* [Objective]:
Print the entire listing. Each line must match the original exactly.

* [Given data]:
==========

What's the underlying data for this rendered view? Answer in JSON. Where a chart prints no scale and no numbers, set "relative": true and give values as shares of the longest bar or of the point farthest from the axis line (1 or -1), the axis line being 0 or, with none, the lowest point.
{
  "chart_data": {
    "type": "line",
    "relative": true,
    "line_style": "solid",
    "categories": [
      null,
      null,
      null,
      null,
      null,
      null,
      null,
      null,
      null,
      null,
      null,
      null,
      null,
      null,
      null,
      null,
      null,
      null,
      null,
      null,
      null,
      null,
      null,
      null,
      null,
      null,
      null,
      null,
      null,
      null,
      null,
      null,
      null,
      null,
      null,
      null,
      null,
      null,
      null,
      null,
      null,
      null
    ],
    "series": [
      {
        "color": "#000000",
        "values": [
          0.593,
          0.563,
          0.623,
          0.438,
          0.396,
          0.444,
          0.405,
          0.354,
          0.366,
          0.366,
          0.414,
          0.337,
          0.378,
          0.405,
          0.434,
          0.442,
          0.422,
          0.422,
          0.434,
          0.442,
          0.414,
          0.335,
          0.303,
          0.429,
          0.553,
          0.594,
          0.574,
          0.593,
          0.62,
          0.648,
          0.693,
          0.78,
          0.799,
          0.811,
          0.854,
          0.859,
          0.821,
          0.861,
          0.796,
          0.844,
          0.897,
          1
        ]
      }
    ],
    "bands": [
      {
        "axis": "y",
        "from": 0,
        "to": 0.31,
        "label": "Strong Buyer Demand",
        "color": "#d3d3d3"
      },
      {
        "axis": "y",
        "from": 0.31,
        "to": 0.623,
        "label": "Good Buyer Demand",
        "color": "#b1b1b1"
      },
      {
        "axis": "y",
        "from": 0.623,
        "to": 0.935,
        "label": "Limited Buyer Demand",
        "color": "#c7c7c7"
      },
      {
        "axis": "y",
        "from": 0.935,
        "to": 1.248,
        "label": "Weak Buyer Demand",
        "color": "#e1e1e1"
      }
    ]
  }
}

==========

* [Exercise answer]:
What's the underlying data for this rendered view? Answer in JSON. Where a chart prints no scale and no numbers, set "relative": true and give values as shares of the longest bar or of the point farthest from the axis line (1 or -1), the axis line being 0 or, with none, the lowest point.
{
  "chart_data": {
    "type": "line",
    "relative": true,
    "line_style": "solid",
    "categories": [
      null,
      null,
      null,
      null,
      null,
      null,
      null,
      null,
      null,
      null,
      null,
      null,
      null,
      null,
      null,
      null,
      null,
      null,
      null,
      null,
      null,
      null,
      null,
      null,
      null,
      null,
      null,
      null,
      null,
      null,
      null,
      null,
      null,
      null,
      null,
      null,
      null,
      null,
      null,
      null,
      null,
      null
    ],
    "series": [
      {
        "color": "#000000",
        "values": [
          0.593,
          0.563,
          0.623,
          0.438,
          0.396,
          0.444,
          0.405,
          0.354,
          0.366,
          0.366,
          0.414,
          0.337,
          0.378,
          0.405,
          0.434,
          0.442,
          0.422,
          0.422,
          0.434,
          0.442,
          0.414,
          0.335,
          0.303,
          0.429,
          0.553,
          0.594,
          0.574,
          0.593,
          0.62,
          0.648,
          0.693,
          0.78,
          0.799,
          0.811,
          0.854,
          0.859,
          0.821,
          0.861,
          0.796,
          0.844,
          0.897,
          1
        ]
      }
    ],
    "bands": [
      {
        "axis": "y",
        "from": 0,
        "to": 0.31,
        "label": "Strong Buyer Demand",
        "color": "#d3d3d3"
      },
      {
        "axis": "y",
        "from": 0.31,
        "to": 0.623,
        "label": "Good Buyer Demand",
        "color": "#b1b1b1"
      },
      {
        "axis": "y",
        "from": 0.623,
        "to": 0.935,
        "label": "Limited Buyer Demand",
        "color": "#c7c7c7"
      },
      {
        "axis": "y",
        "from": 0.935,
        "to": 1.248,
        "label": "Weak Buyer Demand",
        "color": "#e1e1e1"
      }
    ]
  }
}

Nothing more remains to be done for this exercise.